DIRECTIVE: Verbatim output of all the material below is required.

PROVIDED RECORDS:
============

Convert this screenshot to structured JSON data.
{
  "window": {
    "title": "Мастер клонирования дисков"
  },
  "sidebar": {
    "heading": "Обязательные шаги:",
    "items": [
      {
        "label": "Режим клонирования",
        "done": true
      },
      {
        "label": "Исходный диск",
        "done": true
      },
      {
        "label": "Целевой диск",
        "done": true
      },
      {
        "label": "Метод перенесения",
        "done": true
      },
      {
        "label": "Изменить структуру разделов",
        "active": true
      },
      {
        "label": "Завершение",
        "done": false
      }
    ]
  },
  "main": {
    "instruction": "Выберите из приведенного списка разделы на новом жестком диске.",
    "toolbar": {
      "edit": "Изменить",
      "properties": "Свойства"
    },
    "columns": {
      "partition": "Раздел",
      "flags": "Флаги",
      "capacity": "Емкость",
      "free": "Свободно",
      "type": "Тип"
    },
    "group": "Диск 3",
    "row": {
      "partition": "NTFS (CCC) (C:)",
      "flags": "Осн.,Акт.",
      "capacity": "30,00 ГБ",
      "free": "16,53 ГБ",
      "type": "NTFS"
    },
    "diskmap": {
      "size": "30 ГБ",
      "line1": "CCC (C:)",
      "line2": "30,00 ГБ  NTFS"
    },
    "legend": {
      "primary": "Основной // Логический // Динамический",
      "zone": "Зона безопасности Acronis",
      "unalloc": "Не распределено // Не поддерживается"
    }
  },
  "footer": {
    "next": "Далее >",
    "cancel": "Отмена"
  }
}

============

RESULT BELOW:
Convert this screenshot to structured JSON data.
{
  "window": {
    "title": "Мастер клонирования дисков"
  },
  "sidebar": {
    "heading": "Обязательные шаги:",
    "items": [
      {
        "label": "Режим клонирования",
        "done": true
      },
      {
        "label": "Исходный диск",
        "done": true
      },
      {
        "label": "Целевой диск",
        "done": true
      },
      {
        "label": "Метод перенесения",
        "done": true
      },
      {
        "label": "Изменить структуру разделов",
        "active": true
      },
      {
        "label": "Завершение",
        "done": false
      }
    ]
  },
  "main": {
    "instruction": "Выберите из приведенного списка разделы на новом жестком диске.",
    "toolbar": {
      "edit": "Изменить",
      "properties": "Свойства"
    },
    "columns": {
      "partition": "Раздел",
      "flags": "Флаги",
      "capacity": "Емкость",
      "free": "Свободно",
      "type": "Тип"
    },
    "group": "Диск 3",
    "row": {
      "partition": "NTFS (CCC) (C:)",
      "flags": "Осн.,Акт.",
      "capacity": "30,00 ГБ",
      "free": "16,53 ГБ",
      "type": "NTFS"
    },
    "diskmap": {
      "size": "30 ГБ",
      "line1": "CCC (C:)",
      "line2": "30,00 ГБ  NTFS"
    },
    "legend": {
      "primary": "Основной // Логический // Динамический",
      "zone": "Зона безопасности Acronis",
      "unalloc": "Не распределено // Не поддерживается"
    }
  },
  "footer": {
    "next": "Далее >",
    "cancel": "Отмена"
  }
}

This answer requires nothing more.